** Do this **
Output an exact reproduction of the data.

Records
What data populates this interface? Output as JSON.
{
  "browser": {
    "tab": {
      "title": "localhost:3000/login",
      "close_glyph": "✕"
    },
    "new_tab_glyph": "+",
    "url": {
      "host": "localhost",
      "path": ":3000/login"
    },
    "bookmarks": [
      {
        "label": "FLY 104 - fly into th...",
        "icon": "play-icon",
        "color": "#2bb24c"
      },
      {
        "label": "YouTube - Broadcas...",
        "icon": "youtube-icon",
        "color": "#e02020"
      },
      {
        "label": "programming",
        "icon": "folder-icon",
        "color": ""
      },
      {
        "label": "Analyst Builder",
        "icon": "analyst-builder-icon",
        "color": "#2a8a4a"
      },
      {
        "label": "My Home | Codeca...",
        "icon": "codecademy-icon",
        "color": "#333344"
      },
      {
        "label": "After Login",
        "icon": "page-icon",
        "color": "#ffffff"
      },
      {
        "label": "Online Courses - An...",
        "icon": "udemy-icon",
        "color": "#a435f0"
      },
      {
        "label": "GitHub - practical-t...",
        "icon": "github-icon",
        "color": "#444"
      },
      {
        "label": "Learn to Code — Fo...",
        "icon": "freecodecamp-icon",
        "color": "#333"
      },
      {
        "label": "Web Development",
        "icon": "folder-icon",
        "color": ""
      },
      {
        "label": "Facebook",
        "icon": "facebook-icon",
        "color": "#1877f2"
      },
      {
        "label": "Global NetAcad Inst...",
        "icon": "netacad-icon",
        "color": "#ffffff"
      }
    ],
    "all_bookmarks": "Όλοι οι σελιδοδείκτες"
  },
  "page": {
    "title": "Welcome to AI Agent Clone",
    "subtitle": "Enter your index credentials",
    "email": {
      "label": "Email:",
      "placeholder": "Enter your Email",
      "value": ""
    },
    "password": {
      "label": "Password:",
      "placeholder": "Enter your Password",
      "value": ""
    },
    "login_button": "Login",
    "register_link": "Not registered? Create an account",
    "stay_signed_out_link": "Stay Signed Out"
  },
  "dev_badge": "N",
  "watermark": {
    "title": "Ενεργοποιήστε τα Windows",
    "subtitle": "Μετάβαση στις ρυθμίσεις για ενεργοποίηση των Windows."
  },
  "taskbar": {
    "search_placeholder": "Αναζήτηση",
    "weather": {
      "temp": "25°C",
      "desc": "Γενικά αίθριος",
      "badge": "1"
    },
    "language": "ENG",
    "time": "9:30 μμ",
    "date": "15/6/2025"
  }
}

** Reply to the exercise **
What data populates this interface? Output as JSON.
{
  "browser": {
    "tab": {
      "title": "localhost:3000/login",
      "close_glyph": "✕"
    },
    "new_tab_glyph": "+",
    "url": {
      "host": "localhost",
      "path": ":3000/login"
    },
    "bookmarks": [
      {
        "label": "FLY 104 - fly into th...",
        "icon": "play-icon",
        "color": "#2bb24c"
      },
      {
        "label": "YouTube - Broadcas...",
        "icon": "youtube-icon",
        "color": "#e02020"
      },
      {
        "label": "programming",
        "icon": "folder-icon",
        "color": ""
      },
      {
        "label": "Analyst Builder",
        "icon": "analyst-builder-icon",
        "color": "#2a8a4a"
      },
      {
        "label": "My Home | Codeca...",
        "icon": "codecademy-icon",
        "color": "#333344"
      },
      {
        "label": "After Login",
        "icon": "page-icon",
        "color": "#ffffff"
      },
      {
        "label": "Online Courses - An...",
        "icon": "udemy-icon",
        "color": "#a435f0"
      },
      {
        "label": "GitHub - practical-t...",
        "icon": "github-icon",
        "color": "#444"
      },
      {
        "label": "Learn to Code — Fo...",
        "icon": "freecodecamp-icon",
        "color": "#333"
      },
      {
        "label": "Web Development",
        "icon": "folder-icon",
        "color": ""
      },
      {
        "label": "Facebook",
        "icon": "facebook-icon",
        "color": "#1877f2"
      },
      {
        "label": "Global NetAcad Inst...",
        "icon": "netacad-icon",
        "color": "#ffffff"
      }
    ],
    "all_bookmarks": "Όλοι οι σελιδοδείκτες"
  },
  "page": {
    "title": "Welcome to AI Agent Clone",
    "subtitle": "Enter your index credentials",
    "email": {
      "label": "Email:",
      "placeholder": "Enter your Email",
      "value": ""
    },
    "password": {
      "label": "Password:",
      "placeholder": "Enter your Password",
      "value": ""
    },
    "login_button": "Login",
    "register_link": "Not registered? Create an account",
    "stay_signed_out_link": "Stay Signed Out"
  },
  "dev_badge": "N",
  "watermark": {
    "title": "Ενεργοποιήστε τα Windows",
    "subtitle": "Μετάβαση στις ρυθμίσεις για ενεργοποίηση των Windows."
  },
  "taskbar": {
    "search_placeholder": "Αναζήτηση",
    "weather": {
      "temp": "25°C",
      "desc": "Γενικά αίθριος",
      "badge": "1"
    },
    "language": "ENG",
    "time": "9:30 μμ",
    "date": "15/6/2025"
  }
}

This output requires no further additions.